[Directions]
Please rewrite the listing below, replacing every "inline-dropdown-button" with "inline-select-button" and leaving everything else unchanged.

--- begin Materials provided ---

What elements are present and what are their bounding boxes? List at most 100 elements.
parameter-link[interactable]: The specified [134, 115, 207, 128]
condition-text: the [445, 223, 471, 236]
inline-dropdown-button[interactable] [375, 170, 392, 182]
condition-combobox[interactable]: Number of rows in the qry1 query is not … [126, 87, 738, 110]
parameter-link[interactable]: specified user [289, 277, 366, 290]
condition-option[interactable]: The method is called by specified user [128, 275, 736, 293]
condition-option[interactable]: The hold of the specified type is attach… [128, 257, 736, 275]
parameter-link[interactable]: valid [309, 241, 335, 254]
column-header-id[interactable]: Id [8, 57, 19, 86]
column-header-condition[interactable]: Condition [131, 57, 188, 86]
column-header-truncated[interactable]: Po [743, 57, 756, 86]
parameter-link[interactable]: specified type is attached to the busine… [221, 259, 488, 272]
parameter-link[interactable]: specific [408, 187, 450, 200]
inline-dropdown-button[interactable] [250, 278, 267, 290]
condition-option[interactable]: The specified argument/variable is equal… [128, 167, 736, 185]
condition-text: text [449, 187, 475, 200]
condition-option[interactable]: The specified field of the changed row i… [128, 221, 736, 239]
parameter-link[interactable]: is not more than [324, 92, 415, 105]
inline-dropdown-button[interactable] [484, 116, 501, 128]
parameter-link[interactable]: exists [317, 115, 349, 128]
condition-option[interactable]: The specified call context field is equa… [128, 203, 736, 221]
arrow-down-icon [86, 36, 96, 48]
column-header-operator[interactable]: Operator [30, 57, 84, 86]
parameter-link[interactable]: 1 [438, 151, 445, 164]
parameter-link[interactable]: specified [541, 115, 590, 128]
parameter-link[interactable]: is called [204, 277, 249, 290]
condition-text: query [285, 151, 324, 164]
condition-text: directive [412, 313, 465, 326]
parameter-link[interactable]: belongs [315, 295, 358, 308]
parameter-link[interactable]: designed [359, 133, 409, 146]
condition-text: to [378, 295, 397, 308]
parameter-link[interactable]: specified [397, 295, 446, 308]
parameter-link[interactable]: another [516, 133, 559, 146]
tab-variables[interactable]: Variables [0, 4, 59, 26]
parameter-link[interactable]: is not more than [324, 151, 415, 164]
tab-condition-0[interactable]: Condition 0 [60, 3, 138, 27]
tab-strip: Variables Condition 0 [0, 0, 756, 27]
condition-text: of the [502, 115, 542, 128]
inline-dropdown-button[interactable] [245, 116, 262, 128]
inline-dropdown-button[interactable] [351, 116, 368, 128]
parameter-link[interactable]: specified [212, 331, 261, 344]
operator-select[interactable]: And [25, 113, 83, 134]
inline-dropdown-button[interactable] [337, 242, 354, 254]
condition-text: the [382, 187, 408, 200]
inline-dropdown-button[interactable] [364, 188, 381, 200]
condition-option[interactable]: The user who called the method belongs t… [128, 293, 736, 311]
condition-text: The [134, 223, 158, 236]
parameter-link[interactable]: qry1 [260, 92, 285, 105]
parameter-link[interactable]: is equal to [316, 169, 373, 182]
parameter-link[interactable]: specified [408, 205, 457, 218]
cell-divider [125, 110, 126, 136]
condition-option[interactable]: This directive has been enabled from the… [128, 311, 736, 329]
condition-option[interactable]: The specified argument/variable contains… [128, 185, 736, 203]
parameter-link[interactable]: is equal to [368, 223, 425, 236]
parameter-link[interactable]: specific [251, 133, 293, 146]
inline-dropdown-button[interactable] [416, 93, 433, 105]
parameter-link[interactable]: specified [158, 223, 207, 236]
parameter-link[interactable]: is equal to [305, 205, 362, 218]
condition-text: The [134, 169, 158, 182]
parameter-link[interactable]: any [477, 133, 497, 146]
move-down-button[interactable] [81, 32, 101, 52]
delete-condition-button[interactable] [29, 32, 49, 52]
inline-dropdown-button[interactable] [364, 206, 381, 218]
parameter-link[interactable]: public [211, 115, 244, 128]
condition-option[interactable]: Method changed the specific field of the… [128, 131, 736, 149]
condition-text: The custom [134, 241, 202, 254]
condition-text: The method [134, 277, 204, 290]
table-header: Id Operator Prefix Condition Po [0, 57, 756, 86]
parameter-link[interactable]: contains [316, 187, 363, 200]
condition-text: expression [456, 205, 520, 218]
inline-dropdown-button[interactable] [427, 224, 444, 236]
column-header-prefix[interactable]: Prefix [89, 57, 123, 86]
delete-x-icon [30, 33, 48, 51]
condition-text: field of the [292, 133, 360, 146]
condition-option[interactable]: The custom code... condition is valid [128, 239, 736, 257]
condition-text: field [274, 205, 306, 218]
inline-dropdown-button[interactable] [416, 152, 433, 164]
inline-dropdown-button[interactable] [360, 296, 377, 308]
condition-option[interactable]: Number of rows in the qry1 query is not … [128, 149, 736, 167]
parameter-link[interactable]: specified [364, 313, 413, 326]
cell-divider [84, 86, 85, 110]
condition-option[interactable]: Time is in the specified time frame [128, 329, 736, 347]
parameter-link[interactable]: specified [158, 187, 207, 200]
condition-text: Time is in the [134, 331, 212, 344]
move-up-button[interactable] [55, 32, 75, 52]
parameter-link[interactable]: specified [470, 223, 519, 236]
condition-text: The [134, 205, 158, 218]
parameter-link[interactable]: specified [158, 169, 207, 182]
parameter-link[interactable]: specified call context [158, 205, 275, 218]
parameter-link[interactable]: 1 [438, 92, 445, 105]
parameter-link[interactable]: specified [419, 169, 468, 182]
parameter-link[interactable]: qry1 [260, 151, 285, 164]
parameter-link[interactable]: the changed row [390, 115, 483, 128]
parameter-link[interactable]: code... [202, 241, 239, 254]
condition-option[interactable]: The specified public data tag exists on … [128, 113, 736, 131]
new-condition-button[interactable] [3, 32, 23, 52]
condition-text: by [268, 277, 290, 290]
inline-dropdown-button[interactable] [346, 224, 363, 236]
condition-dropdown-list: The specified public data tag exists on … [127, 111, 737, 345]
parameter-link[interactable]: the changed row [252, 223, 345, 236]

--- end Materials provided ---

[Correct result]
What elements are present and what are their bounding boxes? List at most 100 elements.
parameter-link[interactable]: The specified [134, 115, 207, 128]
condition-text: the [445, 223, 471, 236]
inline-select-button[interactable] [375, 170, 392, 182]
condition-combobox[interactable]: Number of rows in the qry1 query is not … [126, 87, 738, 110]
parameter-link[interactable]: specified user [289, 277, 366, 290]
condition-option[interactable]: The method is called by specified user [128, 275, 736, 293]
condition-option[interactable]: The hold of the specified type is attach… [128, 257, 736, 275]
parameter-link[interactable]: valid [309, 241, 335, 254]
column-header-id[interactable]: Id [8, 57, 19, 86]
column-header-condition[interactable]: Condition [131, 57, 188, 86]
column-header-truncated[interactable]: Po [743, 57, 756, 86]
parameter-link[interactable]: specified type is attached to the busine… [221, 259, 488, 272]
parameter-link[interactable]: specific [408, 187, 450, 200]
inline-select-button[interactable] [250, 278, 267, 290]
condition-option[interactable]: The specified argument/variable is equal… [128, 167, 736, 185]
condition-text: text [449, 187, 475, 200]
condition-option[interactable]: The specified field of the changed row i… [128, 221, 736, 239]
parameter-link[interactable]: is not more than [324, 92, 415, 105]
inline-select-button[interactable] [484, 116, 501, 128]
parameter-link[interactable]: exists [317, 115, 349, 128]
condition-option[interactable]: The specified call context field is equa… [128, 203, 736, 221]
arrow-down-icon [86, 36, 96, 48]
column-header-operator[interactable]: Operator [30, 57, 84, 86]
parameter-link[interactable]: 1 [438, 151, 445, 164]
parameter-link[interactable]: specified [541, 115, 590, 128]
parameter-link[interactable]: is called [204, 277, 249, 290]
condition-text: query [285, 151, 324, 164]
condition-text: directive [412, 313, 465, 326]
parameter-link[interactable]: belongs [315, 295, 358, 308]
parameter-link[interactable]: designed [359, 133, 409, 146]
condition-text: to [378, 295, 397, 308]
parameter-link[interactable]: specified [397, 295, 446, 308]
parameter-link[interactable]: another [516, 133, 559, 146]
tab-variables[interactable]: Variables [0, 4, 59, 26]
parameter-link[interactable]: is not more than [324, 151, 415, 164]
tab-condition-0[interactable]: Condition 0 [60, 3, 138, 27]
tab-strip: Variables Condition 0 [0, 0, 756, 27]
condition-text: of the [502, 115, 542, 128]
inline-select-button[interactable] [245, 116, 262, 128]
inline-select-button[interactable] [351, 116, 368, 128]
parameter-link[interactable]: specified [212, 331, 261, 344]
operator-select[interactable]: And [25, 113, 83, 134]
inline-select-button[interactable] [337, 242, 354, 254]
condition-text: the [382, 187, 408, 200]
inline-select-button[interactable] [364, 188, 381, 200]
condition-option[interactable]: The user who called the method belongs t… [128, 293, 736, 311]
condition-text: The [134, 223, 158, 236]
parameter-link[interactable]: qry1 [260, 92, 285, 105]
parameter-link[interactable]: is equal to [316, 169, 373, 182]
parameter-link[interactable]: specified [408, 205, 457, 218]
cell-divider [125, 110, 126, 136]
condition-option[interactable]: This directive has been enabled from the… [128, 311, 736, 329]
condition-option[interactable]: The specified argument/variable contains… [128, 185, 736, 203]
parameter-link[interactable]: is equal to [368, 223, 425, 236]
parameter-link[interactable]: specific [251, 133, 293, 146]
inline-select-button[interactable] [416, 93, 433, 105]
parameter-link[interactable]: specified [158, 223, 207, 236]
parameter-link[interactable]: is equal to [305, 205, 362, 218]
condition-text: The [134, 169, 158, 182]
parameter-link[interactable]: any [477, 133, 497, 146]
move-down-button[interactable] [81, 32, 101, 52]
delete-condition-button[interactable] [29, 32, 49, 52]
inline-select-button[interactable] [364, 206, 381, 218]
parameter-link[interactable]: public [211, 115, 244, 128]
condition-option[interactable]: Method changed the specific field of the… [128, 131, 736, 149]
condition-text: The custom [134, 241, 202, 254]
condition-text: The method [134, 277, 204, 290]
table-header: Id Operator Prefix Condition Po [0, 57, 756, 86]
parameter-link[interactable]: contains [316, 187, 363, 200]
condition-text: expression [456, 205, 520, 218]
inline-select-button[interactable] [427, 224, 444, 236]
column-header-prefix[interactable]: Prefix [89, 57, 123, 86]
delete-x-icon [30, 33, 48, 51]
condition-text: field of the [292, 133, 360, 146]
condition-option[interactable]: The custom code... condition is valid [128, 239, 736, 257]
condition-text: field [274, 205, 306, 218]
inline-select-button[interactable] [416, 152, 433, 164]
inline-select-button[interactable] [360, 296, 377, 308]
condition-option[interactable]: Number of rows in the qry1 query is not … [128, 149, 736, 167]
parameter-link[interactable]: specified [364, 313, 413, 326]
cell-divider [84, 86, 85, 110]
condition-option[interactable]: Time is in the specified time frame [128, 329, 736, 347]
parameter-link[interactable]: specified [158, 187, 207, 200]
condition-text: Time is in the [134, 331, 212, 344]
move-up-button[interactable] [55, 32, 75, 52]
parameter-link[interactable]: specified [470, 223, 519, 236]
condition-text: The [134, 205, 158, 218]
parameter-link[interactable]: specified [158, 169, 207, 182]
parameter-link[interactable]: specified call context [158, 205, 275, 218]
parameter-link[interactable]: 1 [438, 92, 445, 105]
parameter-link[interactable]: specified [419, 169, 468, 182]
parameter-link[interactable]: qry1 [260, 151, 285, 164]
parameter-link[interactable]: the changed row [390, 115, 483, 128]
parameter-link[interactable]: code... [202, 241, 239, 254]
condition-option[interactable]: The specified public data tag exists on … [128, 113, 736, 131]
new-condition-button[interactable] [3, 32, 23, 52]
condition-text: by [268, 277, 290, 290]
inline-select-button[interactable] [346, 224, 363, 236]
condition-dropdown-list: The specified public data tag exists on … [127, 111, 737, 345]
parameter-link[interactable]: the changed row [252, 223, 345, 236]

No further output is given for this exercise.